---- SUPPLIED MATERIAL

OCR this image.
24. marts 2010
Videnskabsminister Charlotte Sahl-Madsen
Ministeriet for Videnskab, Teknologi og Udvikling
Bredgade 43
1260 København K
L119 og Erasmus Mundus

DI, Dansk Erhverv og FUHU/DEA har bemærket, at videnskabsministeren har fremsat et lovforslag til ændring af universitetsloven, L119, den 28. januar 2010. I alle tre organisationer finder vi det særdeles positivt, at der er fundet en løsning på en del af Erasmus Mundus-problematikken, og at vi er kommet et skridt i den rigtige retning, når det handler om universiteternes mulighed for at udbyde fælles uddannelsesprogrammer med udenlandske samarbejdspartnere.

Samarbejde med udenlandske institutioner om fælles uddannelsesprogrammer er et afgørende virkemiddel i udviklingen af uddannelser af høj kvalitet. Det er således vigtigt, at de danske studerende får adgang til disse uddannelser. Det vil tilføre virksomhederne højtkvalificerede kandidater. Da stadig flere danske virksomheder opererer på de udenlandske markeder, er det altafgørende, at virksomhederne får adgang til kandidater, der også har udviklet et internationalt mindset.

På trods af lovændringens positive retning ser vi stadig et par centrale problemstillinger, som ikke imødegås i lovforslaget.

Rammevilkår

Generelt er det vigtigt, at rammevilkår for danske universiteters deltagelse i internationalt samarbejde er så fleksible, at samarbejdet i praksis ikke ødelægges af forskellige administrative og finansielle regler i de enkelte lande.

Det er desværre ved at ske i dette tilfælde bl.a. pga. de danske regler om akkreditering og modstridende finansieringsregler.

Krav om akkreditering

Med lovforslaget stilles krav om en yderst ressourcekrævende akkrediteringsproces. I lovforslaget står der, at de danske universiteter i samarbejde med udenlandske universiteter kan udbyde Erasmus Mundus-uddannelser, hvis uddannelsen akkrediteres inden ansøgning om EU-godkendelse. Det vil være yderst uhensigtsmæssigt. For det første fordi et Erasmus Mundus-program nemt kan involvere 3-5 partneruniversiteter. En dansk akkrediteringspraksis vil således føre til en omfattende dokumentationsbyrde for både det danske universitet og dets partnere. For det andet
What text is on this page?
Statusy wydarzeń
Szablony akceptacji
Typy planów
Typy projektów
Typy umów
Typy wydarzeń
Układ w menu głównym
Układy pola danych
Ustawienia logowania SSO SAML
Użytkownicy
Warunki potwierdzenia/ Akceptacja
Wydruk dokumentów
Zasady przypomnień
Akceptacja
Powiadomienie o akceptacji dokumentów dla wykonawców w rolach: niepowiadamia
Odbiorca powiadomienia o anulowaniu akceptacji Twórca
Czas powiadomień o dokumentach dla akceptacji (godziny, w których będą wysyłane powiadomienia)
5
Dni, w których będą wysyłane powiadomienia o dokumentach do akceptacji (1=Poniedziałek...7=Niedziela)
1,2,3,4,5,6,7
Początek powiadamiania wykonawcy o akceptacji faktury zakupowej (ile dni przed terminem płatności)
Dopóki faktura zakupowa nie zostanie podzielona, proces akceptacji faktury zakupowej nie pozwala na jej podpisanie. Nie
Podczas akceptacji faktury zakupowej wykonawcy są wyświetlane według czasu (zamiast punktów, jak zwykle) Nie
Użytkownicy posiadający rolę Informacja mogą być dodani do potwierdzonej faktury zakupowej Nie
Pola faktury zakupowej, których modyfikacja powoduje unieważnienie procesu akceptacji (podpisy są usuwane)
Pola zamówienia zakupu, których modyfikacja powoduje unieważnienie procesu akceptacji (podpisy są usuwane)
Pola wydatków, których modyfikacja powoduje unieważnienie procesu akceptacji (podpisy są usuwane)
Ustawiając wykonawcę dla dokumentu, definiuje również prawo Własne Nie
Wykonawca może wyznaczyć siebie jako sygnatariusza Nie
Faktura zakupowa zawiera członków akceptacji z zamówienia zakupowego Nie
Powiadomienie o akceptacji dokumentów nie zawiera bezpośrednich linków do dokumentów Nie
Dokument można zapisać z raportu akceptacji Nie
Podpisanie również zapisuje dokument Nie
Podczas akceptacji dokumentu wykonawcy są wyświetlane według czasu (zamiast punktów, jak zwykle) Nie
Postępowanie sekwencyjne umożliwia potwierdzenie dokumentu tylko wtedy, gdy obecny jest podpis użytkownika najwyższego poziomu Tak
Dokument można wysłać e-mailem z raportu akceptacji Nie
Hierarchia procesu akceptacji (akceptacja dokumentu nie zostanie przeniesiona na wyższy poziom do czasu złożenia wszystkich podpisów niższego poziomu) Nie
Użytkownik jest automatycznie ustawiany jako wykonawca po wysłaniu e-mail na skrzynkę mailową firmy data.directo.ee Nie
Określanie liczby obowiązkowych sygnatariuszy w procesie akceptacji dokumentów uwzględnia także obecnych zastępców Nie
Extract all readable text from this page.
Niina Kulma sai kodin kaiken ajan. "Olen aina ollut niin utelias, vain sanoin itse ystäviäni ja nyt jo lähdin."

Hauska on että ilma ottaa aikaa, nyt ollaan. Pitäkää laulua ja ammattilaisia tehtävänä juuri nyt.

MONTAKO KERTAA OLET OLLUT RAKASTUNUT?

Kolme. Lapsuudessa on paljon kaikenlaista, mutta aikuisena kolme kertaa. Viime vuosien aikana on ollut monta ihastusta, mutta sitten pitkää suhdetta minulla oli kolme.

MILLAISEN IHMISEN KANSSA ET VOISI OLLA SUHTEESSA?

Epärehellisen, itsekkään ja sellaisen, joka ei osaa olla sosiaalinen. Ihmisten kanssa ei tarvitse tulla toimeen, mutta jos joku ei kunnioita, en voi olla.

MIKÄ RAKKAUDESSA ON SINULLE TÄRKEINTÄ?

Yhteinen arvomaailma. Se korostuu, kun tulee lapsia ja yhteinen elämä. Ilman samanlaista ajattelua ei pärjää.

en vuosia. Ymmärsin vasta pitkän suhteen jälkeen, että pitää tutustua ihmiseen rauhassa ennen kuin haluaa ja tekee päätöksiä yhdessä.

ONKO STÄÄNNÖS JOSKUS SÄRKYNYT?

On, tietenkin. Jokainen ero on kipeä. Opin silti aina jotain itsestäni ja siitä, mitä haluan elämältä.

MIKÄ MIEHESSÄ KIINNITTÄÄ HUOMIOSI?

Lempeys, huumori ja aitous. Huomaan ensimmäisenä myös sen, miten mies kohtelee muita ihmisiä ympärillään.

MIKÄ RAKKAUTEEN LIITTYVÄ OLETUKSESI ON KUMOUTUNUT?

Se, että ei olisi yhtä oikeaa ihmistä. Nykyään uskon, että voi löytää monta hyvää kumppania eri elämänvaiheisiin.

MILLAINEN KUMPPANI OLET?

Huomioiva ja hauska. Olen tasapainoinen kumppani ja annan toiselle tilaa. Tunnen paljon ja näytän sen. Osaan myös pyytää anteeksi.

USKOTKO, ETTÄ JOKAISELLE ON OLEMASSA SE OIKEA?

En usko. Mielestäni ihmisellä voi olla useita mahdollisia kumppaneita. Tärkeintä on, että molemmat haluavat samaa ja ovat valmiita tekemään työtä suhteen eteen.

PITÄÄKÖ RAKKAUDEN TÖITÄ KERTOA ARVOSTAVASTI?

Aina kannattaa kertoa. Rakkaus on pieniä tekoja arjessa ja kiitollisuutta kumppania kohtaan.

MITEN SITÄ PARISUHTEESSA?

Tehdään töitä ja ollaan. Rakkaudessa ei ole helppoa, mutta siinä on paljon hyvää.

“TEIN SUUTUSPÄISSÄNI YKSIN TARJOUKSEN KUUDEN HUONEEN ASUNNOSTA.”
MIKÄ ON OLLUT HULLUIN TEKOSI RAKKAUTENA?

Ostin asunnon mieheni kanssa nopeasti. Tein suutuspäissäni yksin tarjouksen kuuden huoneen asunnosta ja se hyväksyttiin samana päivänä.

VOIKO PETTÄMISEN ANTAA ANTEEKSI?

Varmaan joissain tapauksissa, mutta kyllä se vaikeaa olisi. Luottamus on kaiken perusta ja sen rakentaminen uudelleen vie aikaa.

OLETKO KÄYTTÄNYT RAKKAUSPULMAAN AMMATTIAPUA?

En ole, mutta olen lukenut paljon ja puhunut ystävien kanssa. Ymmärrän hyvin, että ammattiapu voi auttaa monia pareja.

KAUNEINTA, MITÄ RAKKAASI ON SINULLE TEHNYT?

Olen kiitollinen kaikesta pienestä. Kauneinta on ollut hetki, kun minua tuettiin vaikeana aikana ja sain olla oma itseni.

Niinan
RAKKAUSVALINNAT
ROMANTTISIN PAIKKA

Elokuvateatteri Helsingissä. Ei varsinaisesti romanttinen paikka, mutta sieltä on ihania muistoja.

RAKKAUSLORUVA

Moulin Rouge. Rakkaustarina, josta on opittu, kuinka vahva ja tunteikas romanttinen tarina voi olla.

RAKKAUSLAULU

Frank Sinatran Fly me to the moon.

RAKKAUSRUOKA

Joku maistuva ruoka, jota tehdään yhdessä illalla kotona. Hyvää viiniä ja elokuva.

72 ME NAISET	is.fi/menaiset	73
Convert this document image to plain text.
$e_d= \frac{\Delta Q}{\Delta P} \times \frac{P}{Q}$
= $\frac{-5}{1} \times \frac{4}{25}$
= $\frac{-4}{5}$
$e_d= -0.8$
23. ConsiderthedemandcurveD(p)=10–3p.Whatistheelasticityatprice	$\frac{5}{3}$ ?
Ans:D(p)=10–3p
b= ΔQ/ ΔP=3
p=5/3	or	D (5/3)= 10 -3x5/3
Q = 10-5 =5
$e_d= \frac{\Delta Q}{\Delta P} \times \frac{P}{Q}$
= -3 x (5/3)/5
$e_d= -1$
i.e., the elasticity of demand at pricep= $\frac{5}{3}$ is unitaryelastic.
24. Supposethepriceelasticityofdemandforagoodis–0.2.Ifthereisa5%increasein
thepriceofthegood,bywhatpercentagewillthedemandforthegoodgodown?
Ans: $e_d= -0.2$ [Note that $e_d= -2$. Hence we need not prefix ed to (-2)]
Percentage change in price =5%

--------

WORK REQUIRED:
Pull out all lines from the listing that contain the string "Erasmus".

TASK RESULT:
L119 og Erasmus Mundus
DI, Dansk Erhverv og FUHU/DEA har bemærket, at videnskabsministeren har fremsat et lovforslag til ændring af universitetsloven, L119, den 28. januar 2010. I alle tre organisationer finder vi det særdeles positivt, at der er fundet en løsning på en del af Erasmus Mundus-problematikken, og at vi er kommet et skridt i den rigtige retning, når det handler om universiteternes mulighed for at udbyde fælles uddannelsesprogrammer med udenlandske samarbejdspartnere.
Med lovforslaget stilles krav om en yderst ressourcekrævende akkrediteringsproces. I lovforslaget står der, at de danske universiteter i samarbejde med udenlandske universiteter kan udbyde Erasmus Mundus-uddannelser, hvis uddannelsen akkrediteres inden ansøgning om EU-godkendelse. Det vil være yderst uhensigtsmæssigt. For det første fordi et Erasmus Mundus-program nemt kan involvere 3-5 partneruniversiteter. En dansk akkrediteringspraksis vil således føre til en omfattende dokumentationsbyrde for både det danske universitet og dets partnere. For det andet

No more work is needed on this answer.